Given exercise A>
Decide whether each statement agrees with the introduction to the Wave preprocessor library below, and for each one answer yes or no and quote the deciding words. (i) The C++ preprocessor provides four separate facilities. (ii) The C++ Standard was adopted in 2003. (iii) The writer knows of a C++ compiler whose preprocessor implementation is free of bugs.
Given exercise B>
According to the introduction to the Wave preprocessor library below, which library's arrival a few years ago finally pushed preprocessor usage effectively?
Given exercise C>
Go on with the introduction to the Wave preprocessor library below, picking up right after its final line.

Introduction
Ever wanted to have your own C/C++ preprocessor? Or maybe you are curious
about how this invisible everyday helper of your toolbox works? If yes, you may
want to read further. If no - before hitting the 'back' button of your browser
consider to learn something new and read further too :-).
The C++ preprocessor is a macro processor that under normal circumstances is
used automatically by your C++ compiler to transform your program before the
actual compilation. It is called a macro processor because it allows you to
define macros, which are brief abbreviations for longer constructs. The C++
preprocessor provides four separate facilities that you can use as you see fit:
- Inclusion of header files
- Macro expansion
- Conditional compilation
- Line control
These features are greatly underestimated today, even more, the preprocessor
has been frowned on for so long that its usage just hasn't been effectively
pushed until the Boost preprocessor library [1]
came into being a few years ago. Only today we begin to understand, that
preprocessor generative metaprogramming combined with template metaprogramming
in C++ is by far one of the most powerful compile-time
reflection/metaprogramming facilities that any language has ever supported.
The C++ Standard [2]
was adopted back in 1998, but there is still no (known to me) C++ compiler,
which has a bug free implementation of the rather simple preprocessor
requirements mandated therein. This may be a result of the mentioned
underestimation or even banning of the preprocessor from good programming style
during the last few years or may stem from the somewhat awkward standardized
dialect of English used to describe it.
So the Wave preprocessor library is an attempt to:
- Provide a free, fully Standard conformant and (hopefully) bugfree
implementation of the mandated preprocessor functionality
- Make maximal usage of the C++ STL and/or Boost [3]
libraries (for compactness and maintainability)

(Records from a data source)
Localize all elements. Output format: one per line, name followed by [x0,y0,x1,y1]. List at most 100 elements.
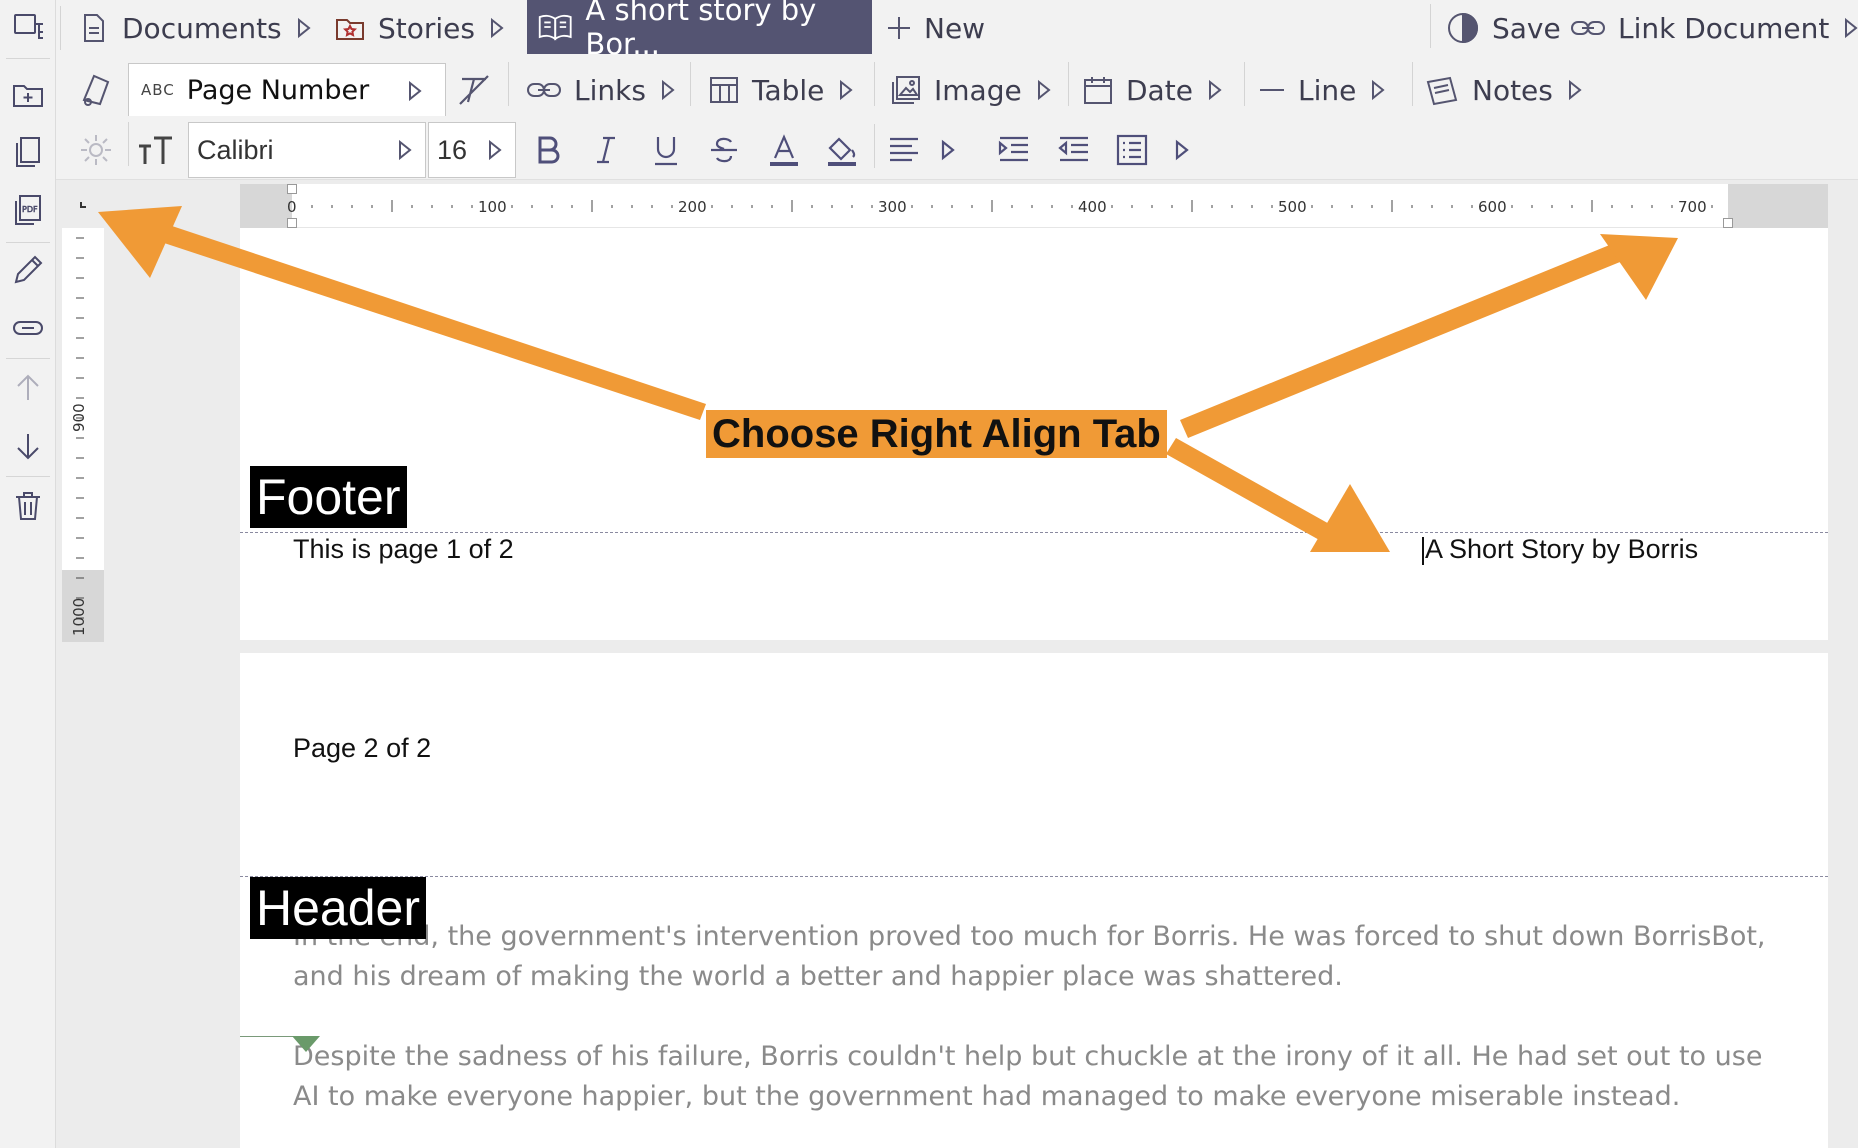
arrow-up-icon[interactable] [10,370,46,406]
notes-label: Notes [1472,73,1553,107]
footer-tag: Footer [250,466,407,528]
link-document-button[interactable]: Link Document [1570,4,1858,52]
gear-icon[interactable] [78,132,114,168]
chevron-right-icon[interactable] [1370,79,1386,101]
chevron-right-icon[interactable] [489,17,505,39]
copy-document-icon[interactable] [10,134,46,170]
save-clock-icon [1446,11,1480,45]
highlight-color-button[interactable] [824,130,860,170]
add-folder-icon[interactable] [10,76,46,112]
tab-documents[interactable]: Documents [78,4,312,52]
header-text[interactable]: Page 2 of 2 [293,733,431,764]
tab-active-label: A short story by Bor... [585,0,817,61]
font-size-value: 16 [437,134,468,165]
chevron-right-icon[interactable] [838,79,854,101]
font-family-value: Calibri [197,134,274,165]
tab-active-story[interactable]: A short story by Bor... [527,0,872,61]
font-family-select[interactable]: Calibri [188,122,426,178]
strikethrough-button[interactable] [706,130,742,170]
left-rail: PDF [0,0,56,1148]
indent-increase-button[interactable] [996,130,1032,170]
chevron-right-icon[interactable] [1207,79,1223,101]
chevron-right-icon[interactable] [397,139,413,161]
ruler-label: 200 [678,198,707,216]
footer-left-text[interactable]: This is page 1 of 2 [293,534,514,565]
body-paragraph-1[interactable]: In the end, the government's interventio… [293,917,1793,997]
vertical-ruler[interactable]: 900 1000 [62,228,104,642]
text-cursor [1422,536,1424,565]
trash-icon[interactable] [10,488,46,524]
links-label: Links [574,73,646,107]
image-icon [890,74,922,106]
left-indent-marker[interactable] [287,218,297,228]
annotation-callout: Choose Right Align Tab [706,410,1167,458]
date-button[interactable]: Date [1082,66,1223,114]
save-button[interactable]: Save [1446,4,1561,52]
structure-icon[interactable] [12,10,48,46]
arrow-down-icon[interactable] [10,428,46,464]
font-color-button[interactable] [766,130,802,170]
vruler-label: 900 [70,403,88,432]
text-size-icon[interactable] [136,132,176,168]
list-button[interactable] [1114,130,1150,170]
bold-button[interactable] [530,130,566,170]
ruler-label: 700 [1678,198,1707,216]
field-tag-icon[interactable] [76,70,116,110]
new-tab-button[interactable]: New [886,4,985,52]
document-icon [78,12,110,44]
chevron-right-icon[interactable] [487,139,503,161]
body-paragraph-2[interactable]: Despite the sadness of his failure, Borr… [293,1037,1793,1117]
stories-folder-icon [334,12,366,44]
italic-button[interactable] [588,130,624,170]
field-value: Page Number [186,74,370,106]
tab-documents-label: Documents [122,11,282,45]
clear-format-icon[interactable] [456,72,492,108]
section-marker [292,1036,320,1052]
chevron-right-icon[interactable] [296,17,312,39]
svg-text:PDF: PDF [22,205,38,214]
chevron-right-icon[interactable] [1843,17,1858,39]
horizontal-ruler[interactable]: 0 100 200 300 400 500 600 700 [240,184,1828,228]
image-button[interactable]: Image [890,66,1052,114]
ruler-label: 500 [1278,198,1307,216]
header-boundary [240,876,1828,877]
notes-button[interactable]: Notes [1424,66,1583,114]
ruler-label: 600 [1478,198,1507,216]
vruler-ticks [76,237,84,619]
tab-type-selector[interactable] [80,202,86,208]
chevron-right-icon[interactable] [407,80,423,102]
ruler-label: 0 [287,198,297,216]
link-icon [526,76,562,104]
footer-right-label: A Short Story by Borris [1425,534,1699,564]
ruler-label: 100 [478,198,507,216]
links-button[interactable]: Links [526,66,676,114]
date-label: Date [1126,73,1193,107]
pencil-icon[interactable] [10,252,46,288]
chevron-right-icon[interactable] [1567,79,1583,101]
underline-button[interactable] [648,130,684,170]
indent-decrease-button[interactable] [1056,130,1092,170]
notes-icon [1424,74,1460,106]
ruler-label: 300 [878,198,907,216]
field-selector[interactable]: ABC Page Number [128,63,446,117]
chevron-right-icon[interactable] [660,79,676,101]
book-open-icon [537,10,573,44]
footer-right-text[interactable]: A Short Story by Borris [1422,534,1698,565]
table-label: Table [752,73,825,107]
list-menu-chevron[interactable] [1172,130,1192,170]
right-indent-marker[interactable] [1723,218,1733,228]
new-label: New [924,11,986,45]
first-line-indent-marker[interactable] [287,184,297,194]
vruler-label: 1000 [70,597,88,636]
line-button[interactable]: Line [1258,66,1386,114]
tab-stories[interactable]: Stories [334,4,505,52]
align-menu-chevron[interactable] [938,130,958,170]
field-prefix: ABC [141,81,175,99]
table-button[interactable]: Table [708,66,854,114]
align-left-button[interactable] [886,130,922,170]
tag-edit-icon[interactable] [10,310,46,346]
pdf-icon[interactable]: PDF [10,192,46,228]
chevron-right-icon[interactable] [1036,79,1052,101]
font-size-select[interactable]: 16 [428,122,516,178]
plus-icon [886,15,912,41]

Final result A>
(i) Yes: "The C++ preprocessor provides four separate facilities that you can use as you see fit"
(ii) No: "was adopted back in 1998"
(iii) No: "there is still no (known to me) C++ compiler, which has a bug free implementation of the rather simple preprocessor requirements mandated therein"

Final result B>
The Boost preprocessor library.

Final result C>
- Achieve straightforward extendibility for the implementation of additional
features
- Build a flexible library for different C++ lexing and preprocessing needs.
To simplify the parsing task of the input stream (which is most of the time,
but not restricted to, a file) the Spirit parser construction library [4]
is used.
Background
The Wave C++ preprocessor is not a monolithic application, it's rather
a modular library, which exposes mainly a context object and an iterator
interface. The context object helps to configure the actual preprocessing
process (as search path's, predefined macros, etc.). The exposed iterators are
generated by this context object too. Iterating over the sequence defined by
these two iterators will return the preprocessed tokens, which are to be built
on the fly from the given input stream.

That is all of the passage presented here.